■ WRITTEN TASK
Select every line holding the word "Legrand" and copy it.

■ SOURCE RECORDS
-- begin --
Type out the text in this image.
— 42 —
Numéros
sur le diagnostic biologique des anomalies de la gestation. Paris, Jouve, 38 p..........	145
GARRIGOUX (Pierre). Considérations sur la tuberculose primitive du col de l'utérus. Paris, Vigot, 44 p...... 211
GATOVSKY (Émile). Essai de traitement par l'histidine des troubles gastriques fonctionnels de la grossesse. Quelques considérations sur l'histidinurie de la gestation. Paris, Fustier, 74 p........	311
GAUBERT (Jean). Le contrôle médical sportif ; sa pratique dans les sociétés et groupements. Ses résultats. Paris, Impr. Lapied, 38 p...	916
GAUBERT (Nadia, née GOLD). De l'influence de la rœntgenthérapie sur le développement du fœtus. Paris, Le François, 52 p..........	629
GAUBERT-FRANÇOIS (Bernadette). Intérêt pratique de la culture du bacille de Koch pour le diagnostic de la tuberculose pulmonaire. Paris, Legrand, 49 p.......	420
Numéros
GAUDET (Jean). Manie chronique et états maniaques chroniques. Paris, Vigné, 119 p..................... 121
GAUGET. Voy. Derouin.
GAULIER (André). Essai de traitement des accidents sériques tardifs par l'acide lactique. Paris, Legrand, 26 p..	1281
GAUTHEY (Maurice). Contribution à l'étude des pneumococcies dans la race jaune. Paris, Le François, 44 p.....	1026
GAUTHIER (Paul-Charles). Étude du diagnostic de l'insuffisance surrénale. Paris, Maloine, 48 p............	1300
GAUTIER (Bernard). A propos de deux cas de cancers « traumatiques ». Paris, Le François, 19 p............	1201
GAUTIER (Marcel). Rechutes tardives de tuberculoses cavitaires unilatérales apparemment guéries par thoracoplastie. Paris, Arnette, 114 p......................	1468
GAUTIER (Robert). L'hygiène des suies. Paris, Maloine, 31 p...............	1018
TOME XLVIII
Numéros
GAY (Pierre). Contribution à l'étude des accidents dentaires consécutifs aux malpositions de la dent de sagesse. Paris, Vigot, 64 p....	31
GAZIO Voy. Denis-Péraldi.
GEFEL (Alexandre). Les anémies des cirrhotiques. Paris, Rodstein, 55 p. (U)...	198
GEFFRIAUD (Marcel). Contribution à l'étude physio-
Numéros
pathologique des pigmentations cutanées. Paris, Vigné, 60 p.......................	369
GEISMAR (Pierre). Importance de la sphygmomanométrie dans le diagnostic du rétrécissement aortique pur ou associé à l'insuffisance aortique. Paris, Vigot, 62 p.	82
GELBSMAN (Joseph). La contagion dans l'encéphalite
-- end --
■ EXPECTED ANSWER
GAUBERT-FRANÇOIS (Bernadette). Intérêt pratique de la culture du bacille de Koch pour le diagnostic de la tuberculose pulmonaire. Paris, Legrand, 49 p.......	420
GAULIER (André). Essai de traitement des accidents sériques tardifs par l'acide lactique. Paris, Legrand, 26 p..	1281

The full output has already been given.